**The exercise**
Write out, precisely and in full, each line of the material.

**Data supplied**
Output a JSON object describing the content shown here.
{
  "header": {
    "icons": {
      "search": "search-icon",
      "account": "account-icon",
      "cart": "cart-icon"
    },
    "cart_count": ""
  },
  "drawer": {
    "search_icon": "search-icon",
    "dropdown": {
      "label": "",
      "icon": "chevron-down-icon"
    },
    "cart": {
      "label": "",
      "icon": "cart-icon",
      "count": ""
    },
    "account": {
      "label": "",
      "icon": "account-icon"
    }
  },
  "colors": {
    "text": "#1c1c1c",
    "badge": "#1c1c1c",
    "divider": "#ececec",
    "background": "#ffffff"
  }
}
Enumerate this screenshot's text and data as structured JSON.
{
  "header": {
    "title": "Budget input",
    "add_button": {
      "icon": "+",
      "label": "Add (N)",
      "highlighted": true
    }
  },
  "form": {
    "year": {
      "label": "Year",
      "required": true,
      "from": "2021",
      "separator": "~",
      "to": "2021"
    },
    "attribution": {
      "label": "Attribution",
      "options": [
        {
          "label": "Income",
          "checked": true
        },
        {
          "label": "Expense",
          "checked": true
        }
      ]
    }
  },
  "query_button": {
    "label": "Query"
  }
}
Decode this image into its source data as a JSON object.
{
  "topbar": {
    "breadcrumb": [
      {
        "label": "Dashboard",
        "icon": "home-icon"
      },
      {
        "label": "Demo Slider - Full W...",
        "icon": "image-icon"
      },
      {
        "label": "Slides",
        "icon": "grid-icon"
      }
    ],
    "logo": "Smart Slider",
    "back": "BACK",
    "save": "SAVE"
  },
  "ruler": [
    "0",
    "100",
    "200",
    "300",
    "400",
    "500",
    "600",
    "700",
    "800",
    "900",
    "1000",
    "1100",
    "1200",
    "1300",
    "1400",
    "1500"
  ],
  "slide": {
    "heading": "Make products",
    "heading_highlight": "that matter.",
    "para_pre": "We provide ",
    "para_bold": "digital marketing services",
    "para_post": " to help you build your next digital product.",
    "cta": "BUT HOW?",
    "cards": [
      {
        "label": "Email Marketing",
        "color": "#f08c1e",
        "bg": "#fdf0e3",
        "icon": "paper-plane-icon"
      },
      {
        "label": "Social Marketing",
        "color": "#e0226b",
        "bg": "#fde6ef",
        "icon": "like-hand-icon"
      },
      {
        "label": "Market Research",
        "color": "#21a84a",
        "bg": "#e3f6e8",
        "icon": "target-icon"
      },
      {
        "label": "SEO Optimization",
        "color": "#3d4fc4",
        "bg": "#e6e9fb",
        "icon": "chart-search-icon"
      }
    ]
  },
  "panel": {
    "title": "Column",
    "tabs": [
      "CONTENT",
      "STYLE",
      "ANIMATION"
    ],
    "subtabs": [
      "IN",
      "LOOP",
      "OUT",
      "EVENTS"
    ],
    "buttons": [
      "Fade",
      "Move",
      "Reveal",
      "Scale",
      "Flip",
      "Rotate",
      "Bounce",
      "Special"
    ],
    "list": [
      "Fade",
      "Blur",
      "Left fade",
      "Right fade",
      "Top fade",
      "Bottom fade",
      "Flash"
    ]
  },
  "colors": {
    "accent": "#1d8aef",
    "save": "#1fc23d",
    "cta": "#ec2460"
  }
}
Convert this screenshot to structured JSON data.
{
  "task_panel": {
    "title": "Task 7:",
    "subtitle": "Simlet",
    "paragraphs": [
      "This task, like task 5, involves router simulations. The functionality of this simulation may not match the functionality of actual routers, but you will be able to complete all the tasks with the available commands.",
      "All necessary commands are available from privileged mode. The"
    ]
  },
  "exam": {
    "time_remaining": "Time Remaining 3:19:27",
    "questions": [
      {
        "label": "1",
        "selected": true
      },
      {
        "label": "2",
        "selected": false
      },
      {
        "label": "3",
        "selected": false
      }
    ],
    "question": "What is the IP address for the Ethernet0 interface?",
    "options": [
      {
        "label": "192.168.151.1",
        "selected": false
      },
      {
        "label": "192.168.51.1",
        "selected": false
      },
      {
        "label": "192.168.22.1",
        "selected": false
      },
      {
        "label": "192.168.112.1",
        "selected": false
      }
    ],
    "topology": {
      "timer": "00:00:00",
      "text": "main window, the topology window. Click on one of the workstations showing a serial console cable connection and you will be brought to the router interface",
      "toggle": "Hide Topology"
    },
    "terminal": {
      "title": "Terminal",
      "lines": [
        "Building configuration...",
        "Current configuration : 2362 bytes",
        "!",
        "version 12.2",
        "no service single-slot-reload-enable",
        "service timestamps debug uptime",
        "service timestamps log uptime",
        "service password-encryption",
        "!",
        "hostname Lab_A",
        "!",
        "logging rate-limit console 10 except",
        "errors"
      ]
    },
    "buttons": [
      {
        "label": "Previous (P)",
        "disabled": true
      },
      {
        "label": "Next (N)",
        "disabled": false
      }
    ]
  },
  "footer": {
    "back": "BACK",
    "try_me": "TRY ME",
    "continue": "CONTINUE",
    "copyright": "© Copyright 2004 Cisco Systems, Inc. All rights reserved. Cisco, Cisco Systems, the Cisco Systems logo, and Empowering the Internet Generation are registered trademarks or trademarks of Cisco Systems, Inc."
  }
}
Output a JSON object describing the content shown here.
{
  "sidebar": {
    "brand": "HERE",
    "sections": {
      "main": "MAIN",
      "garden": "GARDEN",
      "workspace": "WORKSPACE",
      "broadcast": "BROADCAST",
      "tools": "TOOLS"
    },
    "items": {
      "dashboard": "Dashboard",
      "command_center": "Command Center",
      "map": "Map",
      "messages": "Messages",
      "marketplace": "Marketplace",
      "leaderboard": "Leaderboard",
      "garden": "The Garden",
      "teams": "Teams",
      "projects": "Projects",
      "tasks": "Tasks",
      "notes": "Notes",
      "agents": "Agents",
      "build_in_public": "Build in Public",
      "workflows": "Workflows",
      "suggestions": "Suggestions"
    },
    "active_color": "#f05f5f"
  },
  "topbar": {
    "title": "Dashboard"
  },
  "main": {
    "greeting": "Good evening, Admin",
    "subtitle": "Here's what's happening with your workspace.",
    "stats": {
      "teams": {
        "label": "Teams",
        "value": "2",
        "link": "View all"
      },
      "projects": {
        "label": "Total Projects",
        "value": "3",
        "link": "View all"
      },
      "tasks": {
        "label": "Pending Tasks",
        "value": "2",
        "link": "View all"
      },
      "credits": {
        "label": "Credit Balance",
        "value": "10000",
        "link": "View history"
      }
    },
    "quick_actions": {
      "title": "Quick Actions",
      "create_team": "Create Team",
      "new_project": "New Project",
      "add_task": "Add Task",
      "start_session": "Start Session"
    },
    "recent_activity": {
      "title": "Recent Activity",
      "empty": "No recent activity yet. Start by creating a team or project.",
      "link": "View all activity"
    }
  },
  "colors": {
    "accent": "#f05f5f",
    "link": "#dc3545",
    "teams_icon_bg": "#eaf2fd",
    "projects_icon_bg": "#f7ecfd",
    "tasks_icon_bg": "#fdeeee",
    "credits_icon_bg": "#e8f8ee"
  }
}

**Response below**
Output a JSON object describing the content shown here.
{
  "header": {
    "icons": {
      "search": "search-icon",
      "account": "account-icon",
      "cart": "cart-icon"
    },
    "cart_count": ""
  },
  "drawer": {
    "search_icon": "search-icon",
    "dropdown": {
      "label": "",
      "icon": "chevron-down-icon"
    },
    "cart": {
      "label": "",
      "icon": "cart-icon",
      "count": ""
    },
    "account": {
      "label": "",
      "icon": "account-icon"
    }
  },
  "colors": {
    "text": "#1c1c1c",
    "badge": "#1c1c1c",
    "divider": "#ececec",
    "background": "#ffffff"
  }
}
Enumerate this screenshot's text and data as structured JSON.
{
  "header": {
    "title": "Budget input",
    "add_button": {
      "icon": "+",
      "label": "Add (N)",
      "highlighted": true
    }
  },
  "form": {
    "year": {
      "label": "Year",
      "required": true,
      "from": "2021",
      "separator": "~",
      "to": "2021"
    },
    "attribution": {
      "label": "Attribution",
      "options": [
        {
          "label": "Income",
          "checked": true
        },
        {
          "label": "Expense",
          "checked": true
        }
      ]
    }
  },
  "query_button": {
    "label": "Query"
  }
}
Decode this image into its source data as a JSON object.
{
  "topbar": {
    "breadcrumb": [
      {
        "label": "Dashboard",
        "icon": "home-icon"
      },
      {
        "label": "Demo Slider - Full W...",
        "icon": "image-icon"
      },
      {
        "label": "Slides",
        "icon": "grid-icon"
      }
    ],
    "logo": "Smart Slider",
    "back": "BACK",
    "save": "SAVE"
  },
  "ruler": [
    "0",
    "100",
    "200",
    "300",
    "400",
    "500",
    "600",
    "700",
    "800",
    "900",
    "1000",
    "1100",
    "1200",
    "1300",
    "1400",
    "1500"
  ],
  "slide": {
    "heading": "Make products",
    "heading_highlight": "that matter.",
    "para_pre": "We provide ",
    "para_bold": "digital marketing services",
    "para_post": " to help you build your next digital product.",
    "cta": "BUT HOW?",
    "cards": [
      {
        "label": "Email Marketing",
        "color": "#f08c1e",
        "bg": "#fdf0e3",
        "icon": "paper-plane-icon"
      },
      {
        "label": "Social Marketing",
        "color": "#e0226b",
        "bg": "#fde6ef",
        "icon": "like-hand-icon"
      },
      {
        "label": "Market Research",
        "color": "#21a84a",
        "bg": "#e3f6e8",
        "icon": "target-icon"
      },
      {
        "label": "SEO Optimization",
        "color": "#3d4fc4",
        "bg": "#e6e9fb",
        "icon": "chart-search-icon"
      }
    ]
  },
  "panel": {
    "title": "Column",
    "tabs": [
      "CONTENT",
      "STYLE",
      "ANIMATION"
    ],
    "subtabs": [
      "IN",
      "LOOP",
      "OUT",
      "EVENTS"
    ],
    "buttons": [
      "Fade",
      "Move",
      "Reveal",
      "Scale",
      "Flip",
      "Rotate",
      "Bounce",
      "Special"
    ],
    "list": [
      "Fade",
      "Blur",
      "Left fade",
      "Right fade",
      "Top fade",
      "Bottom fade",
      "Flash"
    ]
  },
  "colors": {
    "accent": "#1d8aef",
    "save": "#1fc23d",
    "cta": "#ec2460"
  }
}
Convert this screenshot to structured JSON data.
{
  "task_panel": {
    "title": "Task 7:",
    "subtitle": "Simlet",
    "paragraphs": [
      "This task, like task 5, involves router simulations. The functionality of this simulation may not match the functionality of actual routers, but you will be able to complete all the tasks with the available commands.",
      "All necessary commands are available from privileged mode. The"
    ]
  },
  "exam": {
    "time_remaining": "Time Remaining 3:19:27",
    "questions": [
      {
        "label": "1",
        "selected": true
      },
      {
        "label": "2",
        "selected": false
      },
      {
        "label": "3",
        "selected": false
      }
    ],
    "question": "What is the IP address for the Ethernet0 interface?",
    "options": [
      {
        "label": "192.168.151.1",
        "selected": false
      },
      {
        "label": "192.168.51.1",
        "selected": false
      },
      {
        "label": "192.168.22.1",
        "selected": false
      },
      {
        "label": "192.168.112.1",
        "selected": false
      }
    ],
    "topology": {
      "timer": "00:00:00",
      "text": "main window, the topology window. Click on one of the workstations showing a serial console cable connection and you will be brought to the router interface",
      "toggle": "Hide Topology"
    },
    "terminal": {
      "title": "Terminal",
      "lines": [
        "Building configuration...",
        "Current configuration : 2362 bytes",
        "!",
        "version 12.2",
        "no service single-slot-reload-enable",
        "service timestamps debug uptime",
        "service timestamps log uptime",
        "service password-encryption",
        "!",
        "hostname Lab_A",
        "!",
        "logging rate-limit console 10 except",
        "errors"
      ]
    },
    "buttons": [
      {
        "label": "Previous (P)",
        "disabled": true
      },
      {
        "label": "Next (N)",
        "disabled": false
      }
    ]
  },
  "footer": {
    "back": "BACK",
    "try_me": "TRY ME",
    "continue": "CONTINUE",
    "copyright": "© Copyright 2004 Cisco Systems, Inc. All rights reserved. Cisco, Cisco Systems, the Cisco Systems logo, and Empowering the Internet Generation are registered trademarks or trademarks of Cisco Systems, Inc."
  }
}
Output a JSON object describing the content shown here.
{
  "sidebar": {
    "brand": "HERE",
    "sections": {
      "main": "MAIN",
      "garden": "GARDEN",
      "workspace": "WORKSPACE",
      "broadcast": "BROADCAST",
      "tools": "TOOLS"
    },
    "items": {
      "dashboard": "Dashboard",
      "command_center": "Command Center",
      "map": "Map",
      "messages": "Messages",
      "marketplace": "Marketplace",
      "leaderboard": "Leaderboard",
      "garden": "The Garden",
      "teams": "Teams",
      "projects": "Projects",
      "tasks": "Tasks",
      "notes": "Notes",
      "agents": "Agents",
      "build_in_public": "Build in Public",
      "workflows": "Workflows",
      "suggestions": "Suggestions"
    },
    "active_color": "#f05f5f"
  },
  "topbar": {
    "title": "Dashboard"
  },
  "main": {
    "greeting": "Good evening, Admin",
    "subtitle": "Here's what's happening with your workspace.",
    "stats": {
      "teams": {
        "label": "Teams",
        "value": "2",
        "link": "View all"
      },
      "projects": {
        "label": "Total Projects",
        "value": "3",
        "link": "View all"
      },
      "tasks": {
        "label": "Pending Tasks",
        "value": "2",
        "link": "View all"
      },
      "credits": {
        "label": "Credit Balance",
        "value": "10000",
        "link": "View history"
      }
    },
    "quick_actions": {
      "title": "Quick Actions",
      "create_team": "Create Team",
      "new_project": "New Project",
      "add_task": "Add Task",
      "start_session": "Start Session"
    },
    "recent_activity": {
      "title": "Recent Activity",
      "empty": "No recent activity yet. Start by creating a team or project.",
      "link": "View all activity"
    }
  },
  "colors": {
    "accent": "#f05f5f",
    "link": "#dc3545",
    "teams_icon_bg": "#eaf2fd",
    "projects_icon_bg": "#f7ecfd",
    "tasks_icon_bg": "#fdeeee",
    "credits_icon_bg": "#e8f8ee"
  }
}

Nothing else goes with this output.